> **WHAT YOU SHOULD DO**: All the data must come back unchanged, except that pictures are left out.

Raw records
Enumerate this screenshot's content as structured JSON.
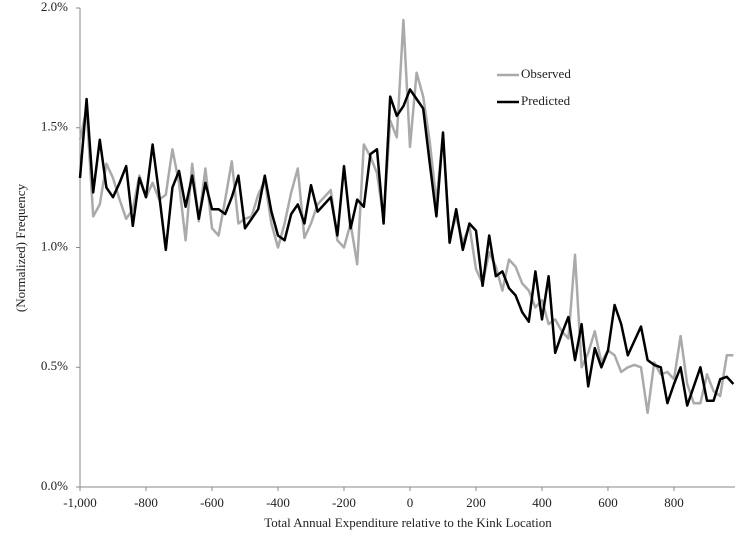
{
  "chart_data": {
    "type": "line",
    "x_label": "Total Annual Expenditure relative to the Kink Location",
    "y_label": "(Normalized)  Frequency",
    "x": [
      -1000,
      -980,
      -960,
      -940,
      -920,
      -900,
      -880,
      -860,
      -840,
      -820,
      -800,
      -780,
      -760,
      -740,
      -720,
      -700,
      -680,
      -660,
      -640,
      -620,
      -600,
      -580,
      -560,
      -540,
      -520,
      -500,
      -480,
      -460,
      -440,
      -420,
      -400,
      -380,
      -360,
      -340,
      -320,
      -300,
      -280,
      -260,
      -240,
      -220,
      -200,
      -180,
      -160,
      -140,
      -120,
      -100,
      -80,
      -60,
      -40,
      -20,
      0,
      20,
      40,
      60,
      80,
      100,
      120,
      140,
      160,
      180,
      200,
      220,
      240,
      260,
      280,
      300,
      320,
      340,
      360,
      380,
      400,
      420,
      440,
      460,
      480,
      500,
      520,
      540,
      560,
      580,
      600,
      620,
      640,
      660,
      680,
      700,
      720,
      740,
      760,
      780,
      800,
      820,
      840,
      860,
      880,
      900,
      920,
      940,
      960,
      980
    ],
    "series": [
      {
        "name": "Observed",
        "color": "#aaaaaa",
        "width": 2.5,
        "values": [
          1.45,
          1.58,
          1.13,
          1.18,
          1.35,
          1.29,
          1.2,
          1.12,
          1.16,
          1.3,
          1.21,
          1.27,
          1.2,
          1.22,
          1.41,
          1.27,
          1.03,
          1.35,
          1.11,
          1.33,
          1.08,
          1.05,
          1.2,
          1.36,
          1.1,
          1.12,
          1.13,
          1.22,
          1.28,
          1.1,
          1.0,
          1.1,
          1.23,
          1.33,
          1.04,
          1.1,
          1.18,
          1.21,
          1.24,
          1.03,
          1.0,
          1.1,
          0.93,
          1.43,
          1.38,
          1.31,
          1.12,
          1.53,
          1.46,
          1.95,
          1.42,
          1.73,
          1.63,
          1.44,
          1.19,
          1.47,
          1.04,
          1.13,
          1.02,
          1.09,
          0.91,
          0.85,
          0.98,
          0.92,
          0.82,
          0.95,
          0.92,
          0.85,
          0.82,
          0.75,
          0.78,
          0.68,
          0.7,
          0.65,
          0.62,
          0.97,
          0.5,
          0.56,
          0.65,
          0.52,
          0.57,
          0.55,
          0.48,
          0.5,
          0.51,
          0.5,
          0.31,
          0.52,
          0.47,
          0.48,
          0.45,
          0.63,
          0.43,
          0.35,
          0.35,
          0.47,
          0.4,
          0.38,
          0.55,
          0.55
        ]
      },
      {
        "name": "Predicted",
        "color": "#000000",
        "width": 2.5,
        "values": [
          1.29,
          1.62,
          1.23,
          1.45,
          1.25,
          1.21,
          1.27,
          1.34,
          1.09,
          1.29,
          1.21,
          1.43,
          1.22,
          0.99,
          1.25,
          1.32,
          1.17,
          1.3,
          1.12,
          1.27,
          1.16,
          1.16,
          1.14,
          1.21,
          1.3,
          1.08,
          1.12,
          1.16,
          1.3,
          1.15,
          1.05,
          1.03,
          1.14,
          1.18,
          1.1,
          1.26,
          1.15,
          1.18,
          1.21,
          1.05,
          1.34,
          1.08,
          1.2,
          1.17,
          1.39,
          1.41,
          1.1,
          1.63,
          1.55,
          1.59,
          1.66,
          1.62,
          1.58,
          1.35,
          1.13,
          1.48,
          1.02,
          1.16,
          0.99,
          1.1,
          1.07,
          0.84,
          1.05,
          0.88,
          0.9,
          0.83,
          0.8,
          0.73,
          0.69,
          0.9,
          0.7,
          0.88,
          0.56,
          0.64,
          0.71,
          0.53,
          0.68,
          0.42,
          0.58,
          0.5,
          0.57,
          0.76,
          0.68,
          0.55,
          0.61,
          0.67,
          0.53,
          0.51,
          0.5,
          0.35,
          0.43,
          0.5,
          0.34,
          0.42,
          0.5,
          0.36,
          0.36,
          0.45,
          0.46,
          0.43
        ]
      }
    ],
    "xlim": [
      -1000,
      985
    ],
    "xticks": [
      {
        "value": -1000,
        "label": "-1,000"
      },
      -800,
      -600,
      -400,
      -200,
      0,
      200,
      400,
      600,
      800
    ],
    "ylim": [
      0,
      2
    ],
    "yticks": [
      {
        "value": 0,
        "label": "0.0%"
      },
      {
        "value": 0.5,
        "label": "0.5%"
      },
      {
        "value": 1,
        "label": "1.0%"
      },
      {
        "value": 1.5,
        "label": "1.5%"
      },
      {
        "value": 2,
        "label": "2.0%"
      }
    ],
    "grid": false,
    "legend": "upper right"
  }
}
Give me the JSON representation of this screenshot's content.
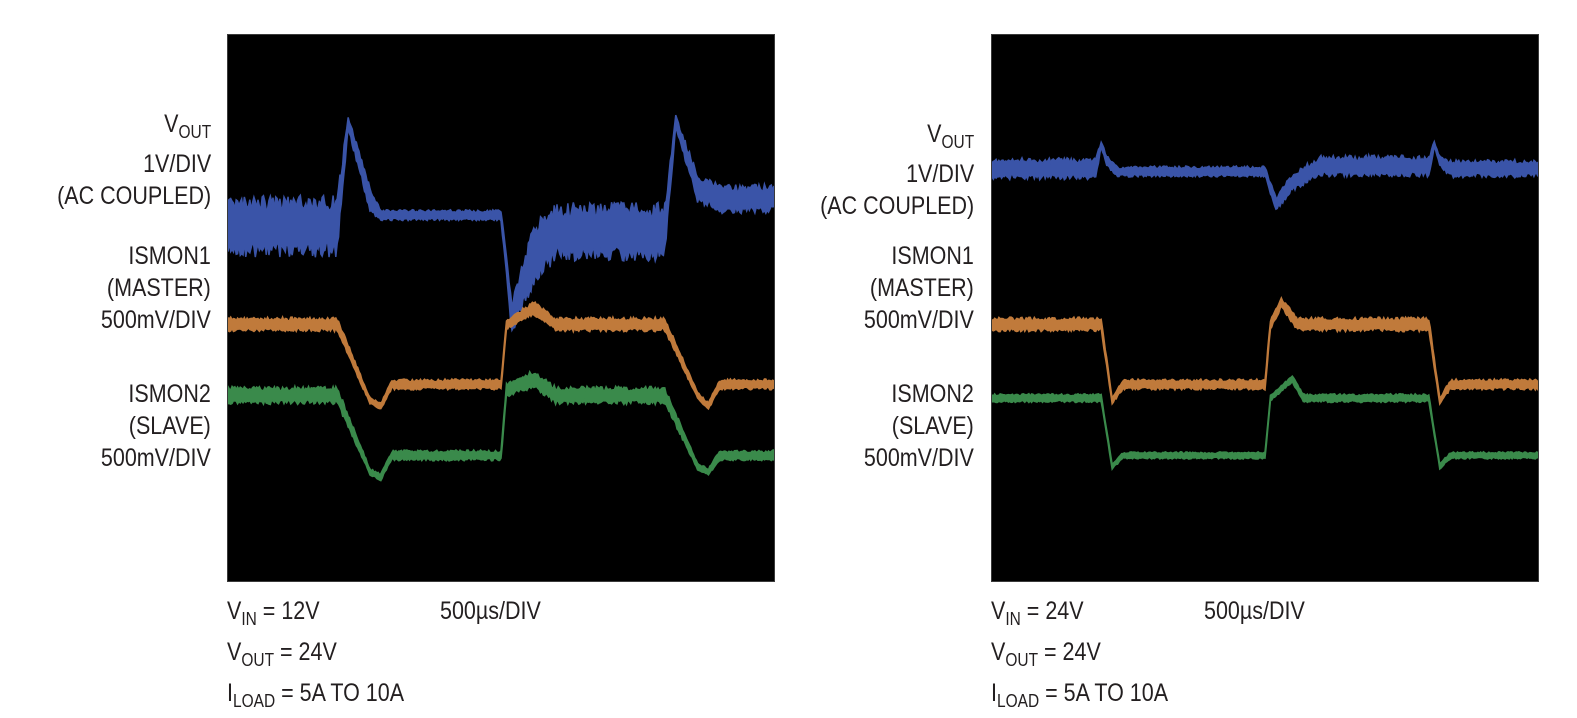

> **ANSWER TO THIS PROBLEM**:
Enumerate this screenshot's content as structured JSON.
{
  "chart_data": {
    "type": "line",
    "x_label": "Total Annual Expenditure relative to the Kink Location",
    "y_label": "(Normalized)  Frequency",
    "x": [
      -1000,
      -980,
      -960,
      -940,
      -920,
      -900,
      -880,
      -860,
      -840,
      -820,
      -800,
      -780,
      -760,
      -740,
      -720,
      -700,
      -680,
      -660,
      -640,
      -620,
      -600,
      -580,
      -560,
      -540,
      -520,
      -500,
      -480,
      -460,
      -440,
      -420,
      -400,
      -380,
      -360,
      -340,
      -320,
      -300,
      -280,
      -260,
      -240,
      -220,
      -200,
      -180,
      -160,
      -140,
      -120,
      -100,
      -80,
      -60,
      -40,
      -20,
      0,
      20,
      40,
      60,
      80,
      100,
      120,
      140,
      160,
      180,
      200,
      220,
      240,
      260,
      280,
      300,
      320,
      340,
      360,
      380,
      400,
      420,
      440,
      460,
      480,
      500,
      520,
      540,
      560,
      580,
      600,
      620,
      640,
      660,
      680,
      700,
      720,
      740,
      760,
      780,
      800,
      820,
      840,
      860,
      880,
      900,
      920,
      940,
      960,
      980
    ],
    "series": [
      {
        "name": "Observed",
        "color": "#aaaaaa",
        "width": 2.5,
        "values": [
          1.45,
          1.58,
          1.13,
          1.18,
          1.35,
          1.29,
          1.2,
          1.12,
          1.16,
          1.3,
          1.21,
          1.27,
          1.2,
          1.22,
          1.41,
          1.27,
          1.03,
          1.35,
          1.11,
          1.33,
          1.08,
          1.05,
          1.2,
          1.36,
          1.1,
          1.12,
          1.13,
          1.22,
          1.28,
          1.1,
          1.0,
          1.1,
          1.23,
          1.33,
          1.04,
          1.1,
          1.18,
          1.21,
          1.24,
          1.03,
          1.0,
          1.1,
          0.93,
          1.43,
          1.38,
          1.31,
          1.12,
          1.53,
          1.46,
          1.95,
          1.42,
          1.73,
          1.63,
          1.44,
          1.19,
          1.47,
          1.04,
          1.13,
          1.02,
          1.09,
          0.91,
          0.85,
          0.98,
          0.92,
          0.82,
          0.95,
          0.92,
          0.85,
          0.82,
          0.75,
          0.78,
          0.68,
          0.7,
          0.65,
          0.62,
          0.97,
          0.5,
          0.56,
          0.65,
          0.52,
          0.57,
          0.55,
          0.48,
          0.5,
          0.51,
          0.5,
          0.31,
          0.52,
          0.47,
          0.48,
          0.45,
          0.63,
          0.43,
          0.35,
          0.35,
          0.47,
          0.4,
          0.38,
          0.55,
          0.55
        ]
      },
      {
        "name": "Predicted",
        "color": "#000000",
        "width": 2.5,
        "values": [
          1.29,
          1.62,
          1.23,
          1.45,
          1.25,
          1.21,
          1.27,
          1.34,
          1.09,
          1.29,
          1.21,
          1.43,
          1.22,
          0.99,
          1.25,
          1.32,
          1.17,
          1.3,
          1.12,
          1.27,
          1.16,
          1.16,
          1.14,
          1.21,
          1.3,
          1.08,
          1.12,
          1.16,
          1.3,
          1.15,
          1.05,
          1.03,
          1.14,
          1.18,
          1.1,
          1.26,
          1.15,
          1.18,
          1.21,
          1.05,
          1.34,
          1.08,
          1.2,
          1.17,
          1.39,
          1.41,
          1.1,
          1.63,
          1.55,
          1.59,
          1.66,
          1.62,
          1.58,
          1.35,
          1.13,
          1.48,
          1.02,
          1.16,
          0.99,
          1.1,
          1.07,
          0.84,
          1.05,
          0.88,
          0.9,
          0.83,
          0.8,
          0.73,
          0.69,
          0.9,
          0.7,
          0.88,
          0.56,
          0.64,
          0.71,
          0.53,
          0.68,
          0.42,
          0.58,
          0.5,
          0.57,
          0.76,
          0.68,
          0.55,
          0.61,
          0.67,
          0.53,
          0.51,
          0.5,
          0.35,
          0.43,
          0.5,
          0.34,
          0.42,
          0.5,
          0.36,
          0.36,
          0.45,
          0.46,
          0.43
        ]
      }
    ],
    "xlim": [
      -1000,
      985
    ],
    "xticks": [
      {
        "value": -1000,
        "label": "-1,000"
      },
      -800,
      -600,
      -400,
      -200,
      0,
      200,
      400,
      600,
      800
    ],
    "ylim": [
      0,
      2
    ],
    "yticks": [
      {
        "value": 0,
        "label": "0.0%"
      },
      {
        "value": 0.5,
        "label": "0.5%"
      },
      {
        "value": 1,
        "label": "1.0%"
      },
      {
        "value": 1.5,
        "label": "1.5%"
      },
      {
        "value": 2,
        "label": "2.0%"
      }
    ],
    "grid": false,
    "legend": "upper right"
  }
}
Give me the JSON representation of this screenshot's content.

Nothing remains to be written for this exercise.